-- begin --

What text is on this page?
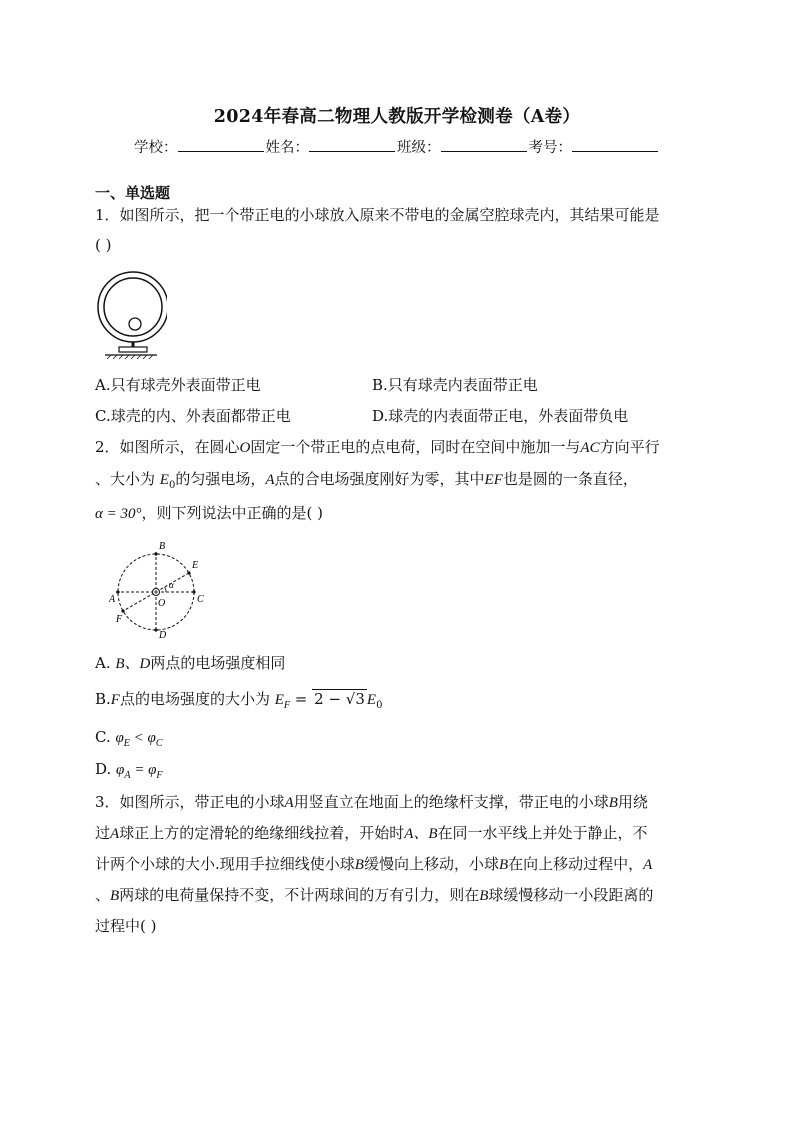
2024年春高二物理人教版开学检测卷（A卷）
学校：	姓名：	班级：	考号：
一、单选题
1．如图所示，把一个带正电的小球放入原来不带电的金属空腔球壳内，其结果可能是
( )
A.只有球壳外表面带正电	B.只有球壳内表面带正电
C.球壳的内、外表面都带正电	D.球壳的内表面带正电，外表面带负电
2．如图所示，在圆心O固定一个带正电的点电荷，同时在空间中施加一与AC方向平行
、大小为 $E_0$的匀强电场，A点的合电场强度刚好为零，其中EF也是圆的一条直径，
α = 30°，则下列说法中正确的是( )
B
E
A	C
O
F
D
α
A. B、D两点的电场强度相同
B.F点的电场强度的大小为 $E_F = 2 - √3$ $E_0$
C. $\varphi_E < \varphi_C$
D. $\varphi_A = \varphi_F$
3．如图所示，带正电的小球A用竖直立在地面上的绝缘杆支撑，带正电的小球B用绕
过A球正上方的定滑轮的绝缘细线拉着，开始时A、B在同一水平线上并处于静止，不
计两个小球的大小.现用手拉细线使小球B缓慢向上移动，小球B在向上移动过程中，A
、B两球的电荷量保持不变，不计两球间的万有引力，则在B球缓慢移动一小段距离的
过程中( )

-- end --
-- begin --

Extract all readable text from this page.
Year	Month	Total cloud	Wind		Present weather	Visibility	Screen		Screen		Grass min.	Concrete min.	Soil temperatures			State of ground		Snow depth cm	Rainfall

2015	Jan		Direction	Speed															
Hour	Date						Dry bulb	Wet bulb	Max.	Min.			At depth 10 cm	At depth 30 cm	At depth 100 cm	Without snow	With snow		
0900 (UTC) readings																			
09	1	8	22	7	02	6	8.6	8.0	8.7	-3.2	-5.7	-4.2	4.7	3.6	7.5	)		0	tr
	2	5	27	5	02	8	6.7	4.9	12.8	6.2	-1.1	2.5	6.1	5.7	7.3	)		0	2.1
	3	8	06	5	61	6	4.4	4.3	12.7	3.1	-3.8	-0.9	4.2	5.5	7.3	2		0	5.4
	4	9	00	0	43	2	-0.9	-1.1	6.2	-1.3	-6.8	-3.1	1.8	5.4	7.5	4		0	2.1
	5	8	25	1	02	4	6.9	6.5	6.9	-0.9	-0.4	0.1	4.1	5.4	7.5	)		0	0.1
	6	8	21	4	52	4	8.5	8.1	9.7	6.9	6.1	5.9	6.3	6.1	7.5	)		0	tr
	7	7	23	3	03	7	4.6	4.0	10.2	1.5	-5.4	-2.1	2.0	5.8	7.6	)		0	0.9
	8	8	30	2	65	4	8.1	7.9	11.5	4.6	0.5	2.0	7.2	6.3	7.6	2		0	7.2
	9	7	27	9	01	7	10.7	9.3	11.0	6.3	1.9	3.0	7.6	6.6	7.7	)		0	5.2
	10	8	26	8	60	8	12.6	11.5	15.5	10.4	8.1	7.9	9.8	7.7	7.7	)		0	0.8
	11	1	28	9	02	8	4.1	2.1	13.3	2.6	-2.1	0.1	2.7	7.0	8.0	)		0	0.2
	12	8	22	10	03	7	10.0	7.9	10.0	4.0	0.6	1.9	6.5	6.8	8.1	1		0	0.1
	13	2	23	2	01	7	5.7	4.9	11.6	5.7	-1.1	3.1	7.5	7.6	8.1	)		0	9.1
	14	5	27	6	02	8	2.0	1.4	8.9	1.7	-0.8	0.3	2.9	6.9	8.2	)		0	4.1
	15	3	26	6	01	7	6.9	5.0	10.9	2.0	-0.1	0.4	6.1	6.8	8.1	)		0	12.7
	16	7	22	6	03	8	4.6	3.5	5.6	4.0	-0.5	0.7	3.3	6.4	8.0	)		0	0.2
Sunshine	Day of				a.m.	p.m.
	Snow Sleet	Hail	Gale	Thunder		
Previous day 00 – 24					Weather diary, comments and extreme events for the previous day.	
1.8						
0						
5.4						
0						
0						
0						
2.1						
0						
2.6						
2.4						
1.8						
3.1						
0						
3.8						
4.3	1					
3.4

-- end --

• Required task: Track down every line of the material containing the string "this", and copy it.

• Written response:
What text is on this page?
Extract all readable text from this page.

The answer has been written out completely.